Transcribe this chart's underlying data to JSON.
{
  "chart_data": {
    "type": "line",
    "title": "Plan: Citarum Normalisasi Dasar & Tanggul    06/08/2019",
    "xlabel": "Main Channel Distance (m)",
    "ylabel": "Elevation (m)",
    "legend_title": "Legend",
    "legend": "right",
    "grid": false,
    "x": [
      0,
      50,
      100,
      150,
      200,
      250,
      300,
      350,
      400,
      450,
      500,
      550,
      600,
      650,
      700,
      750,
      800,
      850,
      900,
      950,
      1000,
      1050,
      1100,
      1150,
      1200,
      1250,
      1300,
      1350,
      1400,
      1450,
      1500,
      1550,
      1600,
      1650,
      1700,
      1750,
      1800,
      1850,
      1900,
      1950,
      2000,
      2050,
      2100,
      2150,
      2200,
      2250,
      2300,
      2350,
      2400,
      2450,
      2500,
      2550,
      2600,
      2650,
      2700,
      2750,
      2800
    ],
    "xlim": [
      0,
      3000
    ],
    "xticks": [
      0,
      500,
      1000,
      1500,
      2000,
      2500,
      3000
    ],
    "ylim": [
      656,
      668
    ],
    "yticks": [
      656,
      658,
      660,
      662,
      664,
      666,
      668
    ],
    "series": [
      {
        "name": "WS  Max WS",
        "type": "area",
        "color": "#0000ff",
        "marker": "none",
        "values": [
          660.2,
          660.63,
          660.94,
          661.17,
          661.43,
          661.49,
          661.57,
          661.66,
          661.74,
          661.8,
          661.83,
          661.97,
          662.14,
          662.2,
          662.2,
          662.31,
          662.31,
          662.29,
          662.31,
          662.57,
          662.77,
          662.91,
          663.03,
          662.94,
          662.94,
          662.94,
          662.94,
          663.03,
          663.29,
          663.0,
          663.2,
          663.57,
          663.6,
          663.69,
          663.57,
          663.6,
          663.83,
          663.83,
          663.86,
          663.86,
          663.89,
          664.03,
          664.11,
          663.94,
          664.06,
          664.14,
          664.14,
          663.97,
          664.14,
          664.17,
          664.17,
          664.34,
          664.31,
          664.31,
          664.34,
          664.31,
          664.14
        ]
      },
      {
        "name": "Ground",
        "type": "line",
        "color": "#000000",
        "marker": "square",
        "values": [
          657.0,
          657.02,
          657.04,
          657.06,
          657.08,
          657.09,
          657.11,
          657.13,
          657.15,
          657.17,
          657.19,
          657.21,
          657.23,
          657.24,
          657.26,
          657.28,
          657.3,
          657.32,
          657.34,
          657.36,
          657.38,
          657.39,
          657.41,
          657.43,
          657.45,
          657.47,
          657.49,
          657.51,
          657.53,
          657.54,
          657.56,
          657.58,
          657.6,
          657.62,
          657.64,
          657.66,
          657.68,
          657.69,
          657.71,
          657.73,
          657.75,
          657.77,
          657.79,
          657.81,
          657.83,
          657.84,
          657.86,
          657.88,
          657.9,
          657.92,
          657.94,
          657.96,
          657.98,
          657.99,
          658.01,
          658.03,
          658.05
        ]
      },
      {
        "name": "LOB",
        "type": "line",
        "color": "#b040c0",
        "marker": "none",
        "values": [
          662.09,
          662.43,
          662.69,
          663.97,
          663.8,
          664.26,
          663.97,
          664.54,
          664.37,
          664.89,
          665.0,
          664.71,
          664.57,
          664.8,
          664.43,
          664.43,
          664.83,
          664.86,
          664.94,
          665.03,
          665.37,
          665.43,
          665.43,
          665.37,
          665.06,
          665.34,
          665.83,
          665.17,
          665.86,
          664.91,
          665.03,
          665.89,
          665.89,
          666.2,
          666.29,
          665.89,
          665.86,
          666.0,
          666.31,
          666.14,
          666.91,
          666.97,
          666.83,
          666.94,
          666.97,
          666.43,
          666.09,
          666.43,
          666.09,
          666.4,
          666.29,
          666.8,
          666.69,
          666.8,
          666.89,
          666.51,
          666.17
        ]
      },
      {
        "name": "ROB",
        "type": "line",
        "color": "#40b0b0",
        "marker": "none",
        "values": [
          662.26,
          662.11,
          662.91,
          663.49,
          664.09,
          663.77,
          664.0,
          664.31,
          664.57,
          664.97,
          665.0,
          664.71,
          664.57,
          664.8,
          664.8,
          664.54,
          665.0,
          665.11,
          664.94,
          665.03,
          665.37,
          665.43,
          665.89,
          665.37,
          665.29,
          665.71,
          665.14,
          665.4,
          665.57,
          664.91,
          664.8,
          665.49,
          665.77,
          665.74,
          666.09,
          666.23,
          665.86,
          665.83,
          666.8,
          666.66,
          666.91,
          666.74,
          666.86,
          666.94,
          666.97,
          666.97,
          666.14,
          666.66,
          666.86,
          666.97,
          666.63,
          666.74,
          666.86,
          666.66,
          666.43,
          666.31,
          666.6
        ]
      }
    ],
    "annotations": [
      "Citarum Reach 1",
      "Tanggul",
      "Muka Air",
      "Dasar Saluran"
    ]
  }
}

◆ ◆ ◆ ◆ ◆

[Exercise]: Please restate the records in full, word for word.

[Reply to the exercise]:
Transcribe this chart's underlying data to JSON.
{
  "chart_data": {
    "type": "line",
    "title": "Plan: Citarum Normalisasi Dasar & Tanggul    06/08/2019",
    "xlabel": "Main Channel Distance (m)",
    "ylabel": "Elevation (m)",
    "legend_title": "Legend",
    "legend": "right",
    "grid": false,
    "x": [
      0,
      50,
      100,
      150,
      200,
      250,
      300,
      350,
      400,
      450,
      500,
      550,
      600,
      650,
      700,
      750,
      800,
      850,
      900,
      950,
      1000,
      1050,
      1100,
      1150,
      1200,
      1250,
      1300,
      1350,
      1400,
      1450,
      1500,
      1550,
      1600,
      1650,
      1700,
      1750,
      1800,
      1850,
      1900,
      1950,
      2000,
      2050,
      2100,
      2150,
      2200,
      2250,
      2300,
      2350,
      2400,
      2450,
      2500,
      2550,
      2600,
      2650,
      2700,
      2750,
      2800
    ],
    "xlim": [
      0,
      3000
    ],
    "xticks": [
      0,
      500,
      1000,
      1500,
      2000,
      2500,
      3000
    ],
    "ylim": [
      656,
      668
    ],
    "yticks": [
      656,
      658,
      660,
      662,
      664,
      666,
      668
    ],
    "series": [
      {
        "name": "WS  Max WS",
        "type": "area",
        "color": "#0000ff",
        "marker": "none",
        "values": [
          660.2,
          660.63,
          660.94,
          661.17,
          661.43,
          661.49,
          661.57,
          661.66,
          661.74,
          661.8,
          661.83,
          661.97,
          662.14,
          662.2,
          662.2,
          662.31,
          662.31,
          662.29,
          662.31,
          662.57,
          662.77,
          662.91,
          663.03,
          662.94,
          662.94,
          662.94,
          662.94,
          663.03,
          663.29,
          663.0,
          663.2,
          663.57,
          663.6,
          663.69,
          663.57,
          663.6,
          663.83,
          663.83,
          663.86,
          663.86,
          663.89,
          664.03,
          664.11,
          663.94,
          664.06,
          664.14,
          664.14,
          663.97,
          664.14,
          664.17,
          664.17,
          664.34,
          664.31,
          664.31,
          664.34,
          664.31,
          664.14
        ]
      },
      {
        "name": "Ground",
        "type": "line",
        "color": "#000000",
        "marker": "square",
        "values": [
          657.0,
          657.02,
          657.04,
          657.06,
          657.08,
          657.09,
          657.11,
          657.13,
          657.15,
          657.17,
          657.19,
          657.21,
          657.23,
          657.24,
          657.26,
          657.28,
          657.3,
          657.32,
          657.34,
          657.36,
          657.38,
          657.39,
          657.41,
          657.43,
          657.45,
          657.47,
          657.49,
          657.51,
          657.53,
          657.54,
          657.56,
          657.58,
          657.6,
          657.62,
          657.64,
          657.66,
          657.68,
          657.69,
          657.71,
          657.73,
          657.75,
          657.77,
          657.79,
          657.81,
          657.83,
          657.84,
          657.86,
          657.88,
          657.9,
          657.92,
          657.94,
          657.96,
          657.98,
          657.99,
          658.01,
          658.03,
          658.05
        ]
      },
      {
        "name": "LOB",
        "type": "line",
        "color": "#b040c0",
        "marker": "none",
        "values": [
          662.09,
          662.43,
          662.69,
          663.97,
          663.8,
          664.26,
          663.97,
          664.54,
          664.37,
          664.89,
          665.0,
          664.71,
          664.57,
          664.8,
          664.43,
          664.43,
          664.83,
          664.86,
          664.94,
          665.03,
          665.37,
          665.43,
          665.43,
          665.37,
          665.06,
          665.34,
          665.83,
          665.17,
          665.86,
          664.91,
          665.03,
          665.89,
          665.89,
          666.2,
          666.29,
          665.89,
          665.86,
          666.0,
          666.31,
          666.14,
          666.91,
          666.97,
          666.83,
          666.94,
          666.97,
          666.43,
          666.09,
          666.43,
          666.09,
          666.4,
          666.29,
          666.8,
          666.69,
          666.8,
          666.89,
          666.51,
          666.17
        ]
      },
      {
        "name": "ROB",
        "type": "line",
        "color": "#40b0b0",
        "marker": "none",
        "values": [
          662.26,
          662.11,
          662.91,
          663.49,
          664.09,
          663.77,
          664.0,
          664.31,
          664.57,
          664.97,
          665.0,
          664.71,
          664.57,
          664.8,
          664.8,
          664.54,
          665.0,
          665.11,
          664.94,
          665.03,
          665.37,
          665.43,
          665.89,
          665.37,
          665.29,
          665.71,
          665.14,
          665.4,
          665.57,
          664.91,
          664.8,
          665.49,
          665.77,
          665.74,
          666.09,
          666.23,
          665.86,
          665.83,
          666.8,
          666.66,
          666.91,
          666.74,
          666.86,
          666.94,
          666.97,
          666.97,
          666.14,
          666.66,
          666.86,
          666.97,
          666.63,
          666.74,
          666.86,
          666.66,
          666.43,
          666.31,
          666.6
        ]
      }
    ],
    "annotations": [
      "Citarum Reach 1",
      "Tanggul",
      "Muka Air",
      "Dasar Saluran"
    ]
  }
}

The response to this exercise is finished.